* START EXERCISE MATERIAL *

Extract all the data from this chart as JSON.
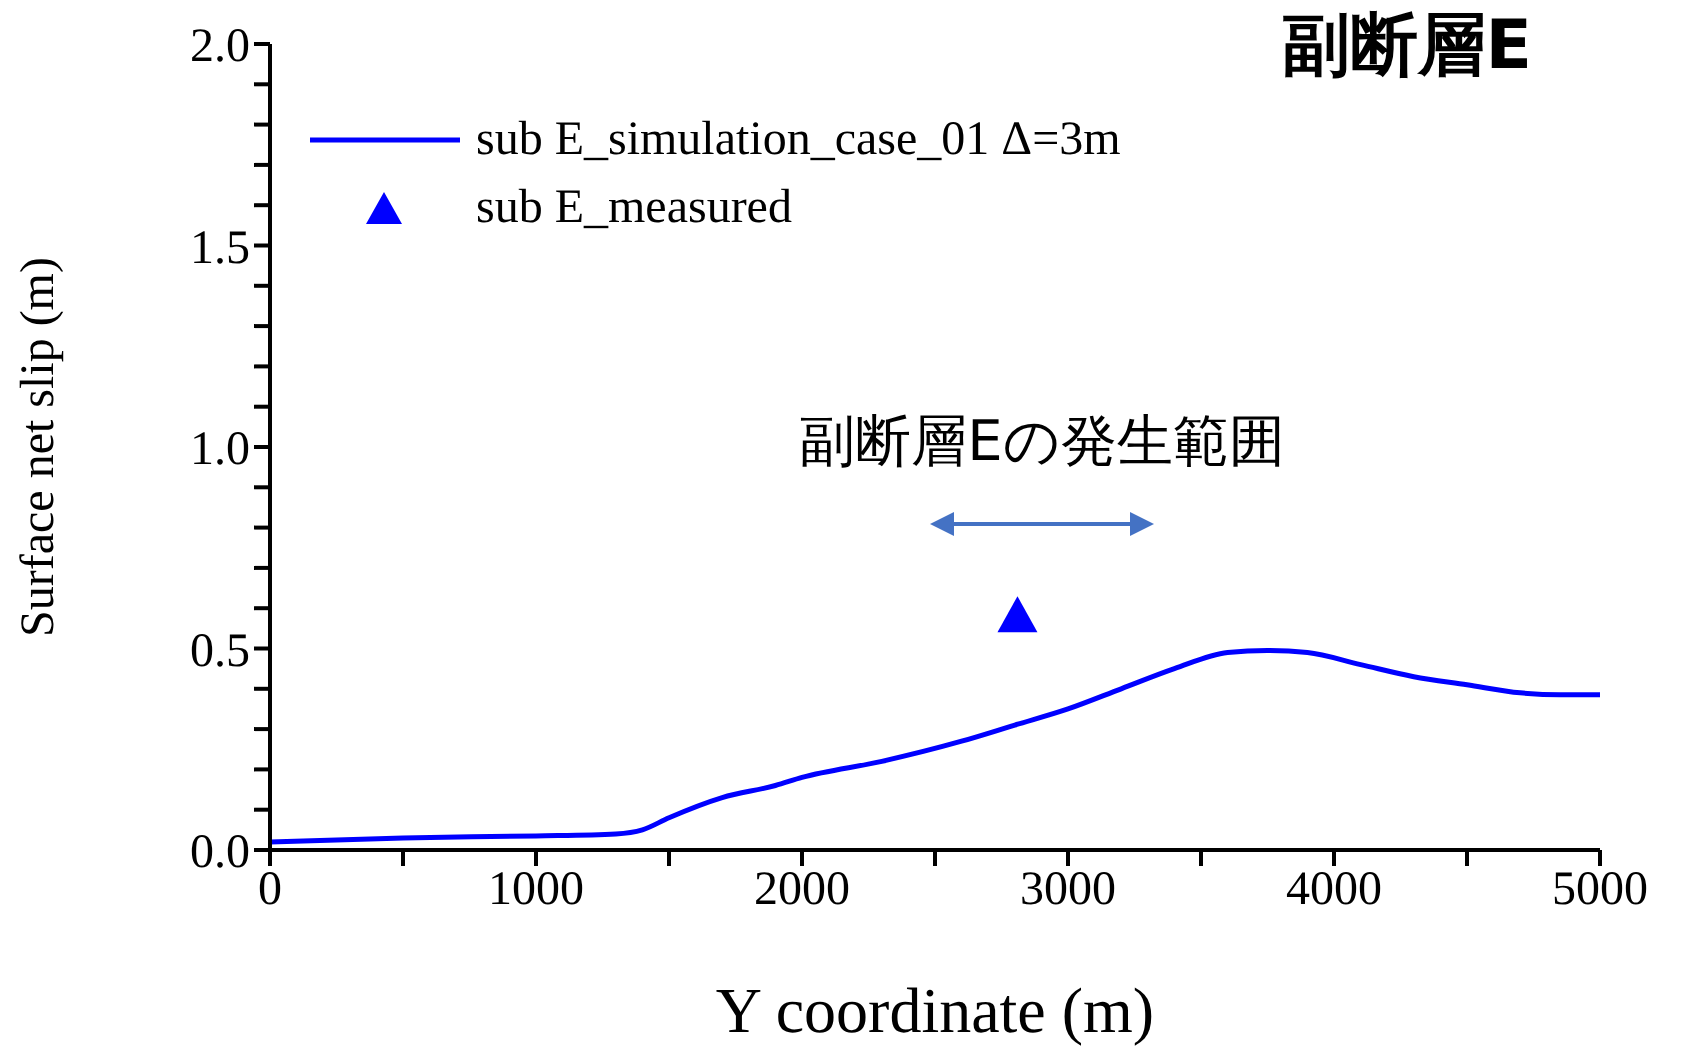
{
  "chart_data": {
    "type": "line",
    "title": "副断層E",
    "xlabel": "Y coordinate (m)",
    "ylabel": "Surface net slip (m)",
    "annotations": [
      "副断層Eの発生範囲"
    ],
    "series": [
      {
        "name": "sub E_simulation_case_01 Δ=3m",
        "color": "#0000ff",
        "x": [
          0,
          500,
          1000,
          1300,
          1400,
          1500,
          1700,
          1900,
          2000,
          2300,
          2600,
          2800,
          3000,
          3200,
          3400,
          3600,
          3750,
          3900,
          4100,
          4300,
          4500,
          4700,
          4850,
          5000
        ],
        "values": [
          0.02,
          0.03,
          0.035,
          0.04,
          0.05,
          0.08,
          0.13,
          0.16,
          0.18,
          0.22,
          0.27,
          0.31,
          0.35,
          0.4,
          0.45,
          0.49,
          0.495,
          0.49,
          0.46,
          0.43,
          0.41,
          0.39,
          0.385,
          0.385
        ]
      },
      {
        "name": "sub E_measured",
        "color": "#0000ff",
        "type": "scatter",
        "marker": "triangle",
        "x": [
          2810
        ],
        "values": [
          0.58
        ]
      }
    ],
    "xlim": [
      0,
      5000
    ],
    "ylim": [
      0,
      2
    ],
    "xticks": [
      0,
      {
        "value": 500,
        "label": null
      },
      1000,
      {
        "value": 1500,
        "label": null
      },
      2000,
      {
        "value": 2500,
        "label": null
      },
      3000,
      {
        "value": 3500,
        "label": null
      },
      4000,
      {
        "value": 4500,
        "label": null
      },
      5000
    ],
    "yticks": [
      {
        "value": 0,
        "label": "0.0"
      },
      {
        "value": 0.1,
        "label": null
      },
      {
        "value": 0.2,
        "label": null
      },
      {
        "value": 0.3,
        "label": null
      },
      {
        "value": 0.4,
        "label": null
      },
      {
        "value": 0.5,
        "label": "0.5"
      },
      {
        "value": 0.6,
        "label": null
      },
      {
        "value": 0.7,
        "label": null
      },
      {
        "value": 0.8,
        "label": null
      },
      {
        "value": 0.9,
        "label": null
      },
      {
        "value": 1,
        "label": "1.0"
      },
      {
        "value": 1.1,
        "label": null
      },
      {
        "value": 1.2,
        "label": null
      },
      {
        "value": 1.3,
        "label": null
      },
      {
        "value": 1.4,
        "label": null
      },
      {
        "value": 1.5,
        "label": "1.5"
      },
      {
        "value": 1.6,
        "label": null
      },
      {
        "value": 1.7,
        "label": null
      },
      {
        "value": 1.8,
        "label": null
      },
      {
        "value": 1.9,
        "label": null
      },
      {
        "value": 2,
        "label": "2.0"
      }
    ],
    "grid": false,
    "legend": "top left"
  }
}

* END EXERCISE MATERIAL *
* START EXERCISE MATERIAL *

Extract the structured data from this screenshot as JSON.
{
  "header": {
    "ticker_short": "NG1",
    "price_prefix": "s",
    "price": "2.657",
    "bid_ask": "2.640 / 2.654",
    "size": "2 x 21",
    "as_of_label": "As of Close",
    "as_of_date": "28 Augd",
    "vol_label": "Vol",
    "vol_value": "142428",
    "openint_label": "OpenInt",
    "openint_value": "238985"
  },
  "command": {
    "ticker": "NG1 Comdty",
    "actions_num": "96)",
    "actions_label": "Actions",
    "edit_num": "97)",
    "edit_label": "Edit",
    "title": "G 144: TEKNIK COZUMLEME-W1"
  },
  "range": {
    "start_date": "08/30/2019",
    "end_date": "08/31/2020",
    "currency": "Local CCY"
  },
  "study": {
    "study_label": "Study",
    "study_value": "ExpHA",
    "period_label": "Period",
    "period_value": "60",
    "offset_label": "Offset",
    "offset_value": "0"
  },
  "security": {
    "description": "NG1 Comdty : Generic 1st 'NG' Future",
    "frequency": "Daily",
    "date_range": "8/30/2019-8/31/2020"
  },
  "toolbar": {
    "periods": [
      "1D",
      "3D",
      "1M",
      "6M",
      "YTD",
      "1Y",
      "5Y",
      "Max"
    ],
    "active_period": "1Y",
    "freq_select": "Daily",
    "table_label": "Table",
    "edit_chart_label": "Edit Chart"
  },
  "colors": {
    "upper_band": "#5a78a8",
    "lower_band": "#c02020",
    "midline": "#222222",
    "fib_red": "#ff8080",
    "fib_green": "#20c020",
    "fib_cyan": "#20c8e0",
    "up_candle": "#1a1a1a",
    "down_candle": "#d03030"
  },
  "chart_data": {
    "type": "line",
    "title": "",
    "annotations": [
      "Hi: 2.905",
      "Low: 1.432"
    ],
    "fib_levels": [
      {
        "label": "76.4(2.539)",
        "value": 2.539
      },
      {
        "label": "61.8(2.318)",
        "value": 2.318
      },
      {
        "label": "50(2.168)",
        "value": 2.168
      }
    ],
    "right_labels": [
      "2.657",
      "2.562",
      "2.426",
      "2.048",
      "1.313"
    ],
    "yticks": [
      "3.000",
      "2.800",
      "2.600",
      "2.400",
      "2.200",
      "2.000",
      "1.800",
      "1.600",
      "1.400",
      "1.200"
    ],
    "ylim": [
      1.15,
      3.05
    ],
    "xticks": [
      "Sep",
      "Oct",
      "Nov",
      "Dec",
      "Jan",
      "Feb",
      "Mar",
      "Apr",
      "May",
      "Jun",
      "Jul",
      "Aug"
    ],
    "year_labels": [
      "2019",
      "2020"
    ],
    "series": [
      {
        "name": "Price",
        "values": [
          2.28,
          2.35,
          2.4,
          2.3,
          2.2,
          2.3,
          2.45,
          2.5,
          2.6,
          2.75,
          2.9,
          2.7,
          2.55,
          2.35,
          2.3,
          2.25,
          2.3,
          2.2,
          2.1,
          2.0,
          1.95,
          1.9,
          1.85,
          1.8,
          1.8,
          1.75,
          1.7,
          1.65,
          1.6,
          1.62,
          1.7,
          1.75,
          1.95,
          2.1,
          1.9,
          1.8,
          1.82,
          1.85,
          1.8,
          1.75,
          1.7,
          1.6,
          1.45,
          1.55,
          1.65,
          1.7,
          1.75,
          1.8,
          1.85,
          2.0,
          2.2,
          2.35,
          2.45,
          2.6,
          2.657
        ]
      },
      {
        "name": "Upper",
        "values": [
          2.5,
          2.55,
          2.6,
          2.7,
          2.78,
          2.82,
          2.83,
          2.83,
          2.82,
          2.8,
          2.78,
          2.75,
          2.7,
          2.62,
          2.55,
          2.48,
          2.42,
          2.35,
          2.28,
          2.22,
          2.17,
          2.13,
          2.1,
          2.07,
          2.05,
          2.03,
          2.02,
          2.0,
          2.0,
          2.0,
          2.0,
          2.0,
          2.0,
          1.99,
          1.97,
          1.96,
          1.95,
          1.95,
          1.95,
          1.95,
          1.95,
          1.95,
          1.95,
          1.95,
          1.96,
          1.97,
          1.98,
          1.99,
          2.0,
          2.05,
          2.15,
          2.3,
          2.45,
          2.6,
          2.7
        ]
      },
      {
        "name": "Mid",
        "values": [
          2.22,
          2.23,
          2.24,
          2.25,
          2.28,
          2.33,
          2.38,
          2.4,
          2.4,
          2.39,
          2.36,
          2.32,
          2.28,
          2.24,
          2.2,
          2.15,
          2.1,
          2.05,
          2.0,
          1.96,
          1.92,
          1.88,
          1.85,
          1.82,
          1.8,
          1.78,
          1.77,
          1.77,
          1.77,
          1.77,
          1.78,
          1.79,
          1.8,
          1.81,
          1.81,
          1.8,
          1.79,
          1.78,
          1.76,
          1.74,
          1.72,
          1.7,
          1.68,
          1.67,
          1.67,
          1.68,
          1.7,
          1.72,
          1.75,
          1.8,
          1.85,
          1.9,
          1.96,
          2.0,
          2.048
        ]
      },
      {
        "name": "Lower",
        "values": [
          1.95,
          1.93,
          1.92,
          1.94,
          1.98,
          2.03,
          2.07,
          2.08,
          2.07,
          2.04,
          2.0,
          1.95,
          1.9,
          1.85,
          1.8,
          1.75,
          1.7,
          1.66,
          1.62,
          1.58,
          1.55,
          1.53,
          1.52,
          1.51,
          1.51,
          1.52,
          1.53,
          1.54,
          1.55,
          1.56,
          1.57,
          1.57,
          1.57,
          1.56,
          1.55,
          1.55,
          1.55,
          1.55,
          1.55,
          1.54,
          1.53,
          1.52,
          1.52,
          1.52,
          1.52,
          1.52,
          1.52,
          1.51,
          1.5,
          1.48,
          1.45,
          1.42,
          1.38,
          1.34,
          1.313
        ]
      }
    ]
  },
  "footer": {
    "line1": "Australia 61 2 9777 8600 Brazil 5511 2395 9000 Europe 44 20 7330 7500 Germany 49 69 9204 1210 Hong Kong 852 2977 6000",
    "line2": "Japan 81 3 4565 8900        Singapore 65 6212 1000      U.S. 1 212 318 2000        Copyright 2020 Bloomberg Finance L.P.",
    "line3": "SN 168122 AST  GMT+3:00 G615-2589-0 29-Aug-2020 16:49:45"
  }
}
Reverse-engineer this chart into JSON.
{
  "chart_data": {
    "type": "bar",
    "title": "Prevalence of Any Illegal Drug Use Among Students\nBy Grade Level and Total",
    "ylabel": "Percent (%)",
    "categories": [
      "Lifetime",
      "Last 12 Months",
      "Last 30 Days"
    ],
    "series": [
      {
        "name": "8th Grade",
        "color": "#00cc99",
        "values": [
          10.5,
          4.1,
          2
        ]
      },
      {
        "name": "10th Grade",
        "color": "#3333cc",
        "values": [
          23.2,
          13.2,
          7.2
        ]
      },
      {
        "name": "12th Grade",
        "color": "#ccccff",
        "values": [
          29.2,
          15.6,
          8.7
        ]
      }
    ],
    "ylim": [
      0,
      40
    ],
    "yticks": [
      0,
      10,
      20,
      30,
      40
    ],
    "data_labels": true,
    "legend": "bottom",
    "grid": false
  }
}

* END EXERCISE MATERIAL *

- [YOUR OBJECTIVE]:
Go through the records and copy each line with "from" in it.

- [WRITTEN SOLUTION]:
Extract all the data from this chart as JSON.
Extract the structured data from this screenshot as JSON.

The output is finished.